** Data entries **
— start —
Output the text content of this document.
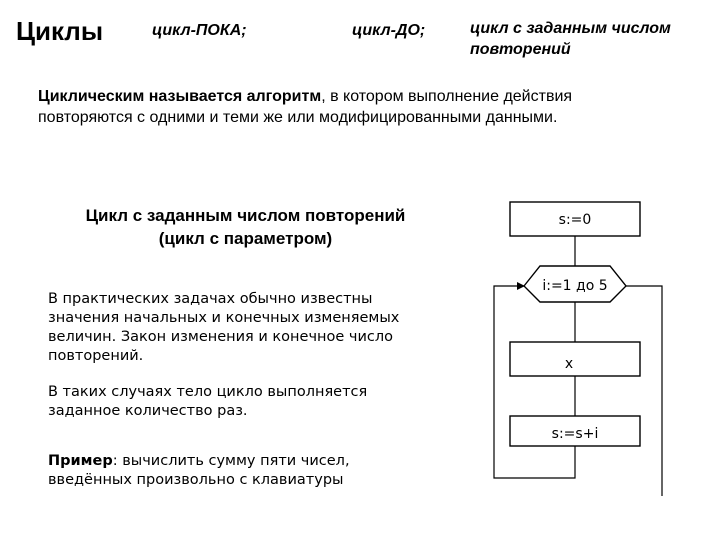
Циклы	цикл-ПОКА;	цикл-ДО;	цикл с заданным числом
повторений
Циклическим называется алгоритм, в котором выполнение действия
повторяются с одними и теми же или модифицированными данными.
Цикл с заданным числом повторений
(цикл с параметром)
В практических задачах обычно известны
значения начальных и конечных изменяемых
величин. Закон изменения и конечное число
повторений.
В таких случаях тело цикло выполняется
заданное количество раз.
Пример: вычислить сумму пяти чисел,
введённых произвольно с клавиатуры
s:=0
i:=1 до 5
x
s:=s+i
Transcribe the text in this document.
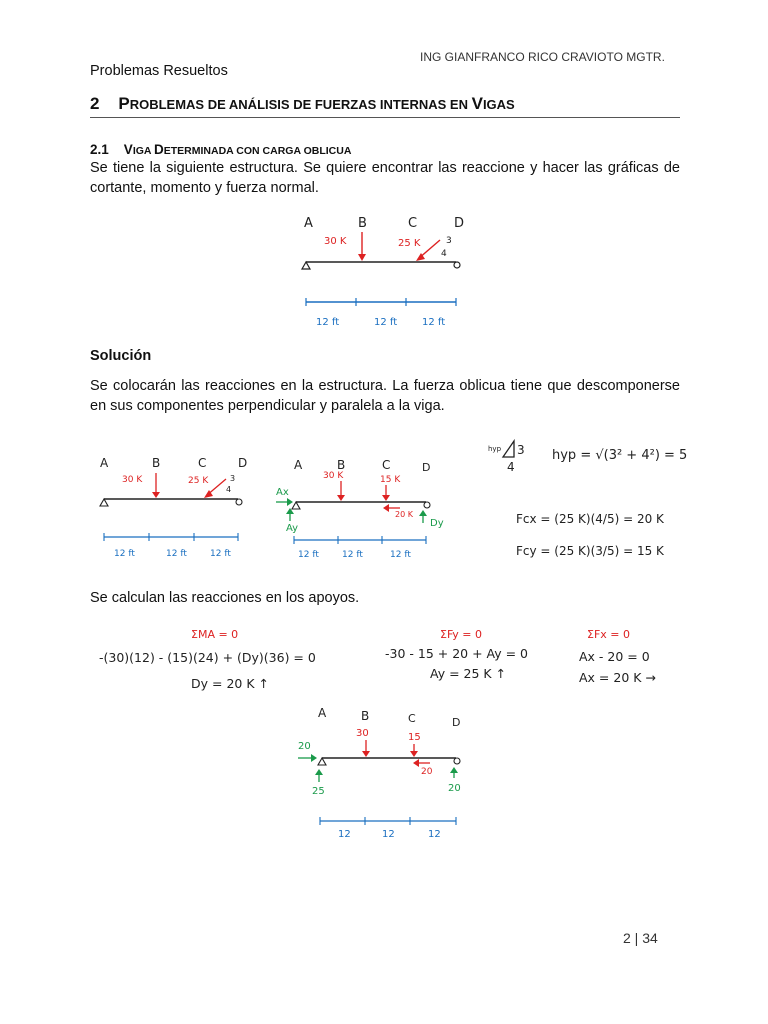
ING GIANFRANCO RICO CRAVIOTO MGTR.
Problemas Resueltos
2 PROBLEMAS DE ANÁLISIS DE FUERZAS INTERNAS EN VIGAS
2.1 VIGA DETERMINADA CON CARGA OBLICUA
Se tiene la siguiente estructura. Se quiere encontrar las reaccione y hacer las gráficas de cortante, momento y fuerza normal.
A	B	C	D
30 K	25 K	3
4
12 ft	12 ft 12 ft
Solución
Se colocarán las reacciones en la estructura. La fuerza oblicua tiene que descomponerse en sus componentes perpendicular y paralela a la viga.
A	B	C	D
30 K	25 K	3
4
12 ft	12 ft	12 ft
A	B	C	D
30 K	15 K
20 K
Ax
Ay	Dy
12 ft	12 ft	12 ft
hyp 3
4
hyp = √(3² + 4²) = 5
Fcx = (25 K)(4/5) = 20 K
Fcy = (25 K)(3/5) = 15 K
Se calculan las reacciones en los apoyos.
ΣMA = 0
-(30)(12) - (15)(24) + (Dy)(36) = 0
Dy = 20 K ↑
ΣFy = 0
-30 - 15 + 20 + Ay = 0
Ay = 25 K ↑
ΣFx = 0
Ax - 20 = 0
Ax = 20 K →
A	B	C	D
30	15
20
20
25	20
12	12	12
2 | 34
— end —
Make an exact copy of the whole listing, but don't bring over any pictures.

Output the text content of this document.
Циклы	цикл-ПОКА;	цикл-ДО;	цикл с заданным числом
повторений
Циклическим называется алгоритм, в котором выполнение действия
повторяются с одними и теми же или модифицированными данными.
Цикл с заданным числом повторений
(цикл с параметром)
В практических задачах обычно известны
значения начальных и конечных изменяемых
величин. Закон изменения и конечное число
повторений.
В таких случаях тело цикло выполняется
заданное количество раз.
Пример: вычислить сумму пяти чисел,
введённых произвольно с клавиатуры
s:=0
i:=1 до 5
x
s:=s+i
Transcribe the text in this document.
ING GIANFRANCO RICO CRAVIOTO MGTR.
Problemas Resueltos
2 PROBLEMAS DE ANÁLISIS DE FUERZAS INTERNAS EN VIGAS
2.1 VIGA DETERMINADA CON CARGA OBLICUA
Se tiene la siguiente estructura. Se quiere encontrar las reaccione y hacer las gráficas de cortante, momento y fuerza normal.
A	B	C	D
30 K	25 K	3
4
12 ft	12 ft 12 ft
Solución
Se colocarán las reacciones en la estructura. La fuerza oblicua tiene que descomponerse en sus componentes perpendicular y paralela a la viga.
A	B	C	D
30 K	25 K	3
4
12 ft	12 ft	12 ft
A	B	C	D
30 K	15 K
20 K
Ax
Ay	Dy
12 ft	12 ft	12 ft
hyp 3
4
hyp = √(3² + 4²) = 5
Fcx = (25 K)(4/5) = 20 K
Fcy = (25 K)(3/5) = 15 K
Se calculan las reacciones en los apoyos.
ΣMA = 0
-(30)(12) - (15)(24) + (Dy)(36) = 0
Dy = 20 K ↑
ΣFy = 0
-30 - 15 + 20 + Ay = 0
Ay = 25 K ↑
ΣFx = 0
Ax - 20 = 0
Ax = 20 K →
A	B	C	D
30	15
20
20
25	20
12	12	12
2 | 34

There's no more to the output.